### TASK LIST
a) Translate this sentence from the Nissim Kanekar article into Spanish: "Nissim Kanekar (born 11 September 1973) is an Indian astrophysicist, cosmologist and a professor at National Centre for Radio Astrophysics of Tata Institute of Fundamental Research."
b) According to the Nissim Kanekar article, which agency awarded him the Shanti Swarup Bhatnagar Prize?
c) Reproduce everything in the Nissim Kanekar article from "Nissim Kanekar (born" down to "to see details)".

### PASSAGE SHOWN

- Born: 11 September 1973 (age 53) Mumbai, Maharashtra, India
- Education: Ramnarain Ruia College; University of Mumbai; Savitribai Phule Pune University; Kapteyn Astronomical Institute; National Radio Astronomy Observatory;
- Known for: Studies on the evolution of the electron proton mass ratio
- Awards: 2005 URSI Young Scientist Award; 2008 Astronomical Society of India Vainu Bappu Gold Medal; 2015 PRL Hari Om Prerit Vikram Sarabhai Award; 2017 Shanti Swarup Bhatnagar Prize; 2022 Infosys Prize in Physical Sciences;
- Scientific career
- Fields: Astronomy;
- Workplaces: National Centre for Radio Astrophysics;

= Nissim Kanekar =

Indian astrophysicist, cosmologist and a professor

Nissim Kanekar (born 11 September 1973) is an Indian astrophysicist, cosmologist and a professor at National Centre for Radio Astrophysics of Tata Institute of Fundamental Research. Known for his research on the evolution of the electron proton mass ratio, Kanekar is a member of the International Astronomical Union and a recipient of Swarna Jayathi Fellowship of the Department of Science and Technology. The Council of Scientific and Industrial Research, the apex agency of the Government of India for scientific research, awarded him the Shanti Swarup Bhatnagar Prize for Science and Technology, one of the highest Indian science awards, for his contributions to physical sciences in 2017. (Note: Long link - please select award year to see details)

### MATERIAL SUPPLIED
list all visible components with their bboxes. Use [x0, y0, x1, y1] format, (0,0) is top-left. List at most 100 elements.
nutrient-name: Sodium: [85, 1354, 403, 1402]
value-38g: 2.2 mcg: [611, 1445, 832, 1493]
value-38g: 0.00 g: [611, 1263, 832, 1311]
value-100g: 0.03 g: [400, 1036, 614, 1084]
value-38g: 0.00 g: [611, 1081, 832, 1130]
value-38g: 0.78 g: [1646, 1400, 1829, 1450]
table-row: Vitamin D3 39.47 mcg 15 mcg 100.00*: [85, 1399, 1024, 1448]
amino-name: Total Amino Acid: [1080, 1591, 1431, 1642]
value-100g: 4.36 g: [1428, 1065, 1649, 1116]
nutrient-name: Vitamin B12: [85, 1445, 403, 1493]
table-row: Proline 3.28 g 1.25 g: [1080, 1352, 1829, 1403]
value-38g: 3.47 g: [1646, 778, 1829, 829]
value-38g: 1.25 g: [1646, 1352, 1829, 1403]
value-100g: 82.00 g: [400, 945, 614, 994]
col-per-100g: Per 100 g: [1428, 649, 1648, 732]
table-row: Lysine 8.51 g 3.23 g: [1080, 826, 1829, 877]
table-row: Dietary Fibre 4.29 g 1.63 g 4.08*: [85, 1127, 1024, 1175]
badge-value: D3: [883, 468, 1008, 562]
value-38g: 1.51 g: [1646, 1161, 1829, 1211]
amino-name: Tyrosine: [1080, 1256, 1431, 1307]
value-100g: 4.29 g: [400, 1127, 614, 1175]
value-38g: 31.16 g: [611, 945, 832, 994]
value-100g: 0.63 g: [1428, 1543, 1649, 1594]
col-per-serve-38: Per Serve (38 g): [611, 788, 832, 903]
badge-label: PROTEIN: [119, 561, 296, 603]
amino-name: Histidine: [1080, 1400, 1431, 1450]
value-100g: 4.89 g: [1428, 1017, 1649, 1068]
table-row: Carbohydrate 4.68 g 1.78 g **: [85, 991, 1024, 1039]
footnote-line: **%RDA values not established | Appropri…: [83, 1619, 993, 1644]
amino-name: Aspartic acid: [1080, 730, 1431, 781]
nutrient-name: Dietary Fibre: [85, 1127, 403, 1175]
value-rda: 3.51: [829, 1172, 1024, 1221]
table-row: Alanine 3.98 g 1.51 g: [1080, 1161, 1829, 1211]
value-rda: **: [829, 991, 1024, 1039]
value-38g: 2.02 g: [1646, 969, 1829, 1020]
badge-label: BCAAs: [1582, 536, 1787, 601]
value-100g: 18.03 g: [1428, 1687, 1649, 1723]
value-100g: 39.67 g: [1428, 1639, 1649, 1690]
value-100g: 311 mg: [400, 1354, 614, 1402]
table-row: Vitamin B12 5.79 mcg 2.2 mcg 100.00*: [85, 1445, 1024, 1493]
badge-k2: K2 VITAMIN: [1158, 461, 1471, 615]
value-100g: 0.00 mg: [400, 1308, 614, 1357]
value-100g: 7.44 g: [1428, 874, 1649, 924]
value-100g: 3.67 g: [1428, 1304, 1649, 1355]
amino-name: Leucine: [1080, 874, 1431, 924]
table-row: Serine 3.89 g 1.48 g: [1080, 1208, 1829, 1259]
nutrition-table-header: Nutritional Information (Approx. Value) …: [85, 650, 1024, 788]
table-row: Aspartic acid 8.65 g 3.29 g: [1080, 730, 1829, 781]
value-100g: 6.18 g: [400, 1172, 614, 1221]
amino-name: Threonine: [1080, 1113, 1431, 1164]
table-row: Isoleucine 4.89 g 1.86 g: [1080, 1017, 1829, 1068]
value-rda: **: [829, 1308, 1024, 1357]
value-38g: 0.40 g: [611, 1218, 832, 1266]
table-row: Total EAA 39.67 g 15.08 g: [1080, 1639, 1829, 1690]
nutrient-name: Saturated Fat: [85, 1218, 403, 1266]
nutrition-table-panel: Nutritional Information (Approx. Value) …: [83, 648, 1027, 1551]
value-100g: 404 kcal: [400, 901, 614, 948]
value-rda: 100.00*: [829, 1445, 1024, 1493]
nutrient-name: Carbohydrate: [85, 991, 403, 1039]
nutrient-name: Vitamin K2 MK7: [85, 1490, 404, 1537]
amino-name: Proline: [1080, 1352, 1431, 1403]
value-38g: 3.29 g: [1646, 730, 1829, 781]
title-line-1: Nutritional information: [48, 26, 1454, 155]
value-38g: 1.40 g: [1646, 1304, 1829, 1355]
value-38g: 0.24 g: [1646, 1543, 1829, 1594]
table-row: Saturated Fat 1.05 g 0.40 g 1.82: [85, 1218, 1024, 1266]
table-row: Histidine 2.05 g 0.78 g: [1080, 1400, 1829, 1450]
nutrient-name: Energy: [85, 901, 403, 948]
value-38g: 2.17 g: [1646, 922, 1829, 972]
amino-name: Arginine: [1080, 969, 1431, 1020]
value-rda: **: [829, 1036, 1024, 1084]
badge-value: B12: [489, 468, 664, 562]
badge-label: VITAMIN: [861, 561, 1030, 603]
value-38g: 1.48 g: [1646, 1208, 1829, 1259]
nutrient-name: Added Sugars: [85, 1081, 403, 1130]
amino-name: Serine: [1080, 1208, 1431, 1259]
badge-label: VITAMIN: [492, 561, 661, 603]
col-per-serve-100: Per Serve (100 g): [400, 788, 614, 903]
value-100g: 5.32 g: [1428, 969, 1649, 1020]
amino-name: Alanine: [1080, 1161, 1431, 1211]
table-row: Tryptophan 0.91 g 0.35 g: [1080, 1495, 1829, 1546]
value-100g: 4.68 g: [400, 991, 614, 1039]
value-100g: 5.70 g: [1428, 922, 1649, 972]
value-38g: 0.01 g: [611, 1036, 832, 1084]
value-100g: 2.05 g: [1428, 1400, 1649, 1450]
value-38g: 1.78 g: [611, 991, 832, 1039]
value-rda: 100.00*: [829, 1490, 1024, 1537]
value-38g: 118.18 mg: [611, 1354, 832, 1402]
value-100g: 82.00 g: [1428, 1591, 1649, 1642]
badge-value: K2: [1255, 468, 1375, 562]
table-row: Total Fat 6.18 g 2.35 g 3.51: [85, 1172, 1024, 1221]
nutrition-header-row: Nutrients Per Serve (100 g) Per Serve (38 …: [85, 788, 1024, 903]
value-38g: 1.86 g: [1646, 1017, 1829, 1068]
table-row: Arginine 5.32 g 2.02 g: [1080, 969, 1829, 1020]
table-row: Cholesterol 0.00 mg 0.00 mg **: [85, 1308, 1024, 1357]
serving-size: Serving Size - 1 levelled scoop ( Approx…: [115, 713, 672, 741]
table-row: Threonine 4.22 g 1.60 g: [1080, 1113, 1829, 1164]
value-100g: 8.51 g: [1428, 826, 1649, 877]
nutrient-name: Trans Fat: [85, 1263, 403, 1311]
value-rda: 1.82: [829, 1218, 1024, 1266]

### ANSWERS BY ITEM
a) Nissim Kanekar (nacido el 11 de septiembre de 1973) es un astrofísico y cosmólogo indio, y profesor en el National Centre for Radio Astrophysics del Tata Institute of Fundamental Research.

b) The Council of Scientific and Industrial Research

c)
Nissim Kanekar (born 11 September 1973) is an Indian astrophysicist, cosmologist and a professor at National Centre for Radio Astrophysics of Tata Institute of Fundamental Research. Known for his research on the evolution of the electron proton mass ratio, Kanekar is a member of the International Astronomical Union and a recipient of Swarna Jayathi Fellowship of the Department of Science and Technology. The Council of Scientific and Industrial Research, the apex agency of the Government of India for scientific research, awarded him the Shanti Swarup Bhatnagar Prize for Science and Technology, one of the highest Indian science awards, for his contributions to physical sciences in 2017. (Note: Long link - please select award year to see details)